Data items:
=-=-=-=-=

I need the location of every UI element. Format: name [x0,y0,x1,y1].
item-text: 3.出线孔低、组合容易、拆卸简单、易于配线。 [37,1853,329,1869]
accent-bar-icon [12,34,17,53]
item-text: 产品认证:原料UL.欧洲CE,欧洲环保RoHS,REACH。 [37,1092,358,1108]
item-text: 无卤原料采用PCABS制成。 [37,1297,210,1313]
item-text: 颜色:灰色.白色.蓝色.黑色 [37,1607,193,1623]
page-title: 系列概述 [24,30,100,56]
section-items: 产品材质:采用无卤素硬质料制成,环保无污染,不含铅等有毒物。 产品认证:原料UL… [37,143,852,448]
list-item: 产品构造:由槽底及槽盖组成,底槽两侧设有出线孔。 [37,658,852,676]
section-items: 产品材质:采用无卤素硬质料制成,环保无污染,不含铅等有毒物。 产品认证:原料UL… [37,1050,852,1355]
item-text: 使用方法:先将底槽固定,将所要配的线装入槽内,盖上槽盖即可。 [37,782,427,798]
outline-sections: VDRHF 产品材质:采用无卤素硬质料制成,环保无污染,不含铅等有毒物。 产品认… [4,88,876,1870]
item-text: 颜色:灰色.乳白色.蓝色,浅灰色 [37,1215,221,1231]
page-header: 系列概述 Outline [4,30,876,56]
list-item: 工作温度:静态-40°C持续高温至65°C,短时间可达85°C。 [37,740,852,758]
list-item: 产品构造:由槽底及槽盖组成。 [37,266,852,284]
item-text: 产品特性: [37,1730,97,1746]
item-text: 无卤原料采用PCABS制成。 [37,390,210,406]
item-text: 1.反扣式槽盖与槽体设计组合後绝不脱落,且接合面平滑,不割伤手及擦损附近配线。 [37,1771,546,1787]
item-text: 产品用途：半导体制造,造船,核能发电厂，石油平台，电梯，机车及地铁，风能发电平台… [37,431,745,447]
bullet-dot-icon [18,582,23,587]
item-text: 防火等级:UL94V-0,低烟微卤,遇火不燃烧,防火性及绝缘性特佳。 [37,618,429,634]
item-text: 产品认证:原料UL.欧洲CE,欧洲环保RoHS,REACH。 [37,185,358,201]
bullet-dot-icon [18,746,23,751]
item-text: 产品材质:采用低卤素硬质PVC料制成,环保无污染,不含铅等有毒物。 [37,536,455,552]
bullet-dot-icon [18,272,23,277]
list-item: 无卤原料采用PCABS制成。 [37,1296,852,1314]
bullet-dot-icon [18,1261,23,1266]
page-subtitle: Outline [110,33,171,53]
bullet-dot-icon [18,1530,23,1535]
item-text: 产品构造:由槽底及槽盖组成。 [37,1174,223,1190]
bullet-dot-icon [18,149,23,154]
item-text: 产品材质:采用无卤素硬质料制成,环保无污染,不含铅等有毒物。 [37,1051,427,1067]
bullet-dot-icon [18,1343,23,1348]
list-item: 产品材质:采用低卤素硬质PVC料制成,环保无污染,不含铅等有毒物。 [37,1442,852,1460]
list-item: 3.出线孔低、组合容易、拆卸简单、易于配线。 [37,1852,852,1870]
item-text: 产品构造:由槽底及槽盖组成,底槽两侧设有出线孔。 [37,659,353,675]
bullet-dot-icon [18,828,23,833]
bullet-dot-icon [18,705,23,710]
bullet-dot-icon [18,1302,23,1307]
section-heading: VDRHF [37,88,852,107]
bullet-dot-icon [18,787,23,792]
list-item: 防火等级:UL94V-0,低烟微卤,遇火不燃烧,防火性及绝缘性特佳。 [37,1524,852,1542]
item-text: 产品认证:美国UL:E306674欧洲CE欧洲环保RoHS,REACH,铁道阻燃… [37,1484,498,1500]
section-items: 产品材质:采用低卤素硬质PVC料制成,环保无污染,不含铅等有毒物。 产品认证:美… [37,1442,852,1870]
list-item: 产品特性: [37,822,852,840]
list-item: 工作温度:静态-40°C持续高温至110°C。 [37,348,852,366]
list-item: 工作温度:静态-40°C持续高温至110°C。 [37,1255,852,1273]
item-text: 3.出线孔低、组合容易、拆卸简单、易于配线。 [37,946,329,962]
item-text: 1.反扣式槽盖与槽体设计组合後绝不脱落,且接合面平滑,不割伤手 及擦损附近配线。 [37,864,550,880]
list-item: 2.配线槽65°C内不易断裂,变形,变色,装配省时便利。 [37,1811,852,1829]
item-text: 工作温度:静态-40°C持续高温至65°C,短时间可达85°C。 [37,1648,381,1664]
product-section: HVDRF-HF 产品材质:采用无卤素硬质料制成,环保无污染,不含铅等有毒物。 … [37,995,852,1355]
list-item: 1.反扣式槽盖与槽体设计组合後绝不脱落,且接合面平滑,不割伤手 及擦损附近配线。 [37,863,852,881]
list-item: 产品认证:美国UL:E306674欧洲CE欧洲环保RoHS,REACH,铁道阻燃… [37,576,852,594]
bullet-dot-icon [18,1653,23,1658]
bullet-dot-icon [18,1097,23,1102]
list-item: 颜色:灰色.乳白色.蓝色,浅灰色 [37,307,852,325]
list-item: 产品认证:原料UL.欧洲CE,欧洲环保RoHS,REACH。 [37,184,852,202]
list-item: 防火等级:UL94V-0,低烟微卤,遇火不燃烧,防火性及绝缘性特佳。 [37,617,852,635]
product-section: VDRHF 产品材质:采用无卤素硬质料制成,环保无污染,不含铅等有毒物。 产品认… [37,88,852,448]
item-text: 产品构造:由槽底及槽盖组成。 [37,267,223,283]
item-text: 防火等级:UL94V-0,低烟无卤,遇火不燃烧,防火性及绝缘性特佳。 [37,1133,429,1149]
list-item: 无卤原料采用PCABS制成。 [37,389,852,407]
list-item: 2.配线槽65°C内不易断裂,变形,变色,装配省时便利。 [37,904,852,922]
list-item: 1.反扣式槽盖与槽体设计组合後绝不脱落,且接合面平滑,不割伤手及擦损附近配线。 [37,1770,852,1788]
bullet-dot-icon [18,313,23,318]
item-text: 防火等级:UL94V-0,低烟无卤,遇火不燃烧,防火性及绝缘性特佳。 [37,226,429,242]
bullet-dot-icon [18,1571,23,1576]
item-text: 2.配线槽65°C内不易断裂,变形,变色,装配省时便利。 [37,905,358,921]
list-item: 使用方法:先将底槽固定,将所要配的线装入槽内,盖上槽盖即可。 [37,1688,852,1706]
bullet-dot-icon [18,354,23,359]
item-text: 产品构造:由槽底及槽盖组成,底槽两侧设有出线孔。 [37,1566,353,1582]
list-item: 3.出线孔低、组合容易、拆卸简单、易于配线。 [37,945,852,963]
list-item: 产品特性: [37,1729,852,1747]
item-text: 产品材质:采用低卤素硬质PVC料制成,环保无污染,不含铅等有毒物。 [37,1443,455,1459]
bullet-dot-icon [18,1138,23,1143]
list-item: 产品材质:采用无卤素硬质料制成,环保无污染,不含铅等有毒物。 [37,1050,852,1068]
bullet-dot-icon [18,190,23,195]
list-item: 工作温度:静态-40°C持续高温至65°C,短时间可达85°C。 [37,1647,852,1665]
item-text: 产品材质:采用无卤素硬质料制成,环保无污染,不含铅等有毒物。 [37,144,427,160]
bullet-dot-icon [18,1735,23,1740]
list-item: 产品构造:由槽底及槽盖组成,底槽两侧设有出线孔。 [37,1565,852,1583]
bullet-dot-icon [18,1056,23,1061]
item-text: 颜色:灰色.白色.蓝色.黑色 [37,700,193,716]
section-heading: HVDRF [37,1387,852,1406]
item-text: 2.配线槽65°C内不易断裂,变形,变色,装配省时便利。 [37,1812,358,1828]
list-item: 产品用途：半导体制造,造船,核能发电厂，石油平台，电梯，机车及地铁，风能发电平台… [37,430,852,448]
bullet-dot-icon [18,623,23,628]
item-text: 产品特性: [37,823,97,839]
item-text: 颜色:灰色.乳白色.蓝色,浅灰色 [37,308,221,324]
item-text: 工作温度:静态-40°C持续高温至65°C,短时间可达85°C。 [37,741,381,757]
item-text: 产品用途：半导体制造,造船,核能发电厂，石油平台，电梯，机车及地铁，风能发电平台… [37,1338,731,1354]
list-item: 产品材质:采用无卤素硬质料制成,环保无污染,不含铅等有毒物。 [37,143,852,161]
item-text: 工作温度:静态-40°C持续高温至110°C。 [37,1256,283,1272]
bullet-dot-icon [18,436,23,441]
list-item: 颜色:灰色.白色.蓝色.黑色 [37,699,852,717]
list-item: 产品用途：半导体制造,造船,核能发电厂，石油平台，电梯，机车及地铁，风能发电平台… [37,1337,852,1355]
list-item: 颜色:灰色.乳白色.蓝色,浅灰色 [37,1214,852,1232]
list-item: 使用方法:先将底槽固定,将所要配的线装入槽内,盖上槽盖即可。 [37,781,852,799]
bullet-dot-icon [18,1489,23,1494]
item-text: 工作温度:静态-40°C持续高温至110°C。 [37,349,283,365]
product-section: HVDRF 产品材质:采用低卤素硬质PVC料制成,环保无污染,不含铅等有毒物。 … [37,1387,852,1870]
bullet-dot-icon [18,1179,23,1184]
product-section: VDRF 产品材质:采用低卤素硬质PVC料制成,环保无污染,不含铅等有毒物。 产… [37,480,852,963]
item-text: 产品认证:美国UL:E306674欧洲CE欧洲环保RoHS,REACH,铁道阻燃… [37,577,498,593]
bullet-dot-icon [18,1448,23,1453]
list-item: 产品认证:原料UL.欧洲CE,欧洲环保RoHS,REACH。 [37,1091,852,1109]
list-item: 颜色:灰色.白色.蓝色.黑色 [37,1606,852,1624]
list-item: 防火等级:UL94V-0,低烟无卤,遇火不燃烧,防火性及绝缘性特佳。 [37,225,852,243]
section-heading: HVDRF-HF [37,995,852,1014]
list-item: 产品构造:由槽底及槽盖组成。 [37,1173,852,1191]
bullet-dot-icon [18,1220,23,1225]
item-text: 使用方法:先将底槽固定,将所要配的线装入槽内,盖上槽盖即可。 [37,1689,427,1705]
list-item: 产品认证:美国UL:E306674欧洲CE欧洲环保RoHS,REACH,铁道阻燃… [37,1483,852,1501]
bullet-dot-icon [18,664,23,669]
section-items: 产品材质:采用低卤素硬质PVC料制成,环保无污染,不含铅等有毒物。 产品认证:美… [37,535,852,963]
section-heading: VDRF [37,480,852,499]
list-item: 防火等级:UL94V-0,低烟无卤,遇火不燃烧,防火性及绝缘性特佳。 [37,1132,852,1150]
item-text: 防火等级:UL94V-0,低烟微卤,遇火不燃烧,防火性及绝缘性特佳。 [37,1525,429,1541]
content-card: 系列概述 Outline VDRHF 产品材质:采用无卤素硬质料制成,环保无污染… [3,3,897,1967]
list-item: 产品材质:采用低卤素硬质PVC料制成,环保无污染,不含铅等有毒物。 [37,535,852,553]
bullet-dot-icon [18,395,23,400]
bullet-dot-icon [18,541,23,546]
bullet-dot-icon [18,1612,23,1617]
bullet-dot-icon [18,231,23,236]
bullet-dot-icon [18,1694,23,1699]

=-=-=-=-=

*PROBLEM STATEMENT*: Copy the items above without any changes, starting from the first one and ending with the line that contains "bullet-dot-icon [18,149,23,154]", with both of those lines included.

*EXERCISE OUTPUT*:
I need the location of every UI element. Format: name [x0,y0,x1,y1].
item-text: 3.出线孔低、组合容易、拆卸简单、易于配线。 [37,1853,329,1869]
accent-bar-icon [12,34,17,53]
item-text: 产品认证:原料UL.欧洲CE,欧洲环保RoHS,REACH。 [37,1092,358,1108]
item-text: 无卤原料采用PCABS制成。 [37,1297,210,1313]
item-text: 颜色:灰色.白色.蓝色.黑色 [37,1607,193,1623]
page-title: 系列概述 [24,30,100,56]
section-items: 产品材质:采用无卤素硬质料制成,环保无污染,不含铅等有毒物。 产品认证:原料UL… [37,143,852,448]
list-item: 产品构造:由槽底及槽盖组成,底槽两侧设有出线孔。 [37,658,852,676]
section-items: 产品材质:采用无卤素硬质料制成,环保无污染,不含铅等有毒物。 产品认证:原料UL… [37,1050,852,1355]
item-text: 使用方法:先将底槽固定,将所要配的线装入槽内,盖上槽盖即可。 [37,782,427,798]
outline-sections: VDRHF 产品材质:采用无卤素硬质料制成,环保无污染,不含铅等有毒物。 产品认… [4,88,876,1870]
item-text: 颜色:灰色.乳白色.蓝色,浅灰色 [37,1215,221,1231]
page-header: 系列概述 Outline [4,30,876,56]
list-item: 工作温度:静态-40°C持续高温至65°C,短时间可达85°C。 [37,740,852,758]
list-item: 产品构造:由槽底及槽盖组成。 [37,266,852,284]
item-text: 产品特性: [37,1730,97,1746]
item-text: 无卤原料采用PCABS制成。 [37,390,210,406]
item-text: 1.反扣式槽盖与槽体设计组合後绝不脱落,且接合面平滑,不割伤手及擦损附近配线。 [37,1771,546,1787]
item-text: 产品用途：半导体制造,造船,核能发电厂，石油平台，电梯，机车及地铁，风能发电平台… [37,431,745,447]
bullet-dot-icon [18,582,23,587]
item-text: 防火等级:UL94V-0,低烟微卤,遇火不燃烧,防火性及绝缘性特佳。 [37,618,429,634]
item-text: 产品认证:原料UL.欧洲CE,欧洲环保RoHS,REACH。 [37,185,358,201]
bullet-dot-icon [18,746,23,751]
item-text: 产品材质:采用低卤素硬质PVC料制成,环保无污染,不含铅等有毒物。 [37,536,455,552]
bullet-dot-icon [18,272,23,277]
list-item: 无卤原料采用PCABS制成。 [37,1296,852,1314]
bullet-dot-icon [18,1261,23,1266]
page-subtitle: Outline [110,33,171,53]
bullet-dot-icon [18,1530,23,1535]
item-text: 产品构造:由槽底及槽盖组成。 [37,1174,223,1190]
bullet-dot-icon [18,149,23,154]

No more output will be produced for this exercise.